Objective: All lines in which the word "半截蜡烛" occurs are to be extracted.

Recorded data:
━━━━━━━━━━

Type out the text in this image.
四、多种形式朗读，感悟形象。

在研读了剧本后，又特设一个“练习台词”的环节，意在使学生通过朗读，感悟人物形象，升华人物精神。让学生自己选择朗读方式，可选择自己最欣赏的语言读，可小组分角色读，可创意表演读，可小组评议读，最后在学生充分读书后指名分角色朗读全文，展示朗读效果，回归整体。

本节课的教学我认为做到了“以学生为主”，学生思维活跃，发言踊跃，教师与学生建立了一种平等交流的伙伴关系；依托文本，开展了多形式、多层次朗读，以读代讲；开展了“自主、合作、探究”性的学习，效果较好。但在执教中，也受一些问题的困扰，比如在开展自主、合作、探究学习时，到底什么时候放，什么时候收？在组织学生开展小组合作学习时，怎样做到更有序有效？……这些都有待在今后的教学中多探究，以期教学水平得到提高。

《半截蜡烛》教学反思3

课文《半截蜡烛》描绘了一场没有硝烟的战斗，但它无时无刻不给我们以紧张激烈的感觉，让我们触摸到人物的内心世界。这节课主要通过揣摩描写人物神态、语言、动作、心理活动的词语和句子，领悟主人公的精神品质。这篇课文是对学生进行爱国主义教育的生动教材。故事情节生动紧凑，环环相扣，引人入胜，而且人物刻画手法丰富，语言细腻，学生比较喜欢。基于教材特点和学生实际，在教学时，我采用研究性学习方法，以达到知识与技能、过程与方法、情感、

━━━━━━━━━━

Reply:
《半截蜡烛》教学反思3
课文《半截蜡烛》描绘了一场没有硝烟的战斗，但它无时无刻不给我们以紧张激烈的感觉，让我们触摸到人物的内心世界。这节课主要通过揣摩描写人物神态、语言、动作、心理活动的词语和句子，领悟主人公的精神品质。这篇课文是对学生进行爱国主义教育的生动教材。故事情节生动紧凑，环环相扣，引人入胜，而且人物刻画手法丰富，语言细腻，学生比较喜欢。基于教材特点和学生实际，在教学时，我采用研究性学习方法，以达到知识与技能、过程与方法、情感、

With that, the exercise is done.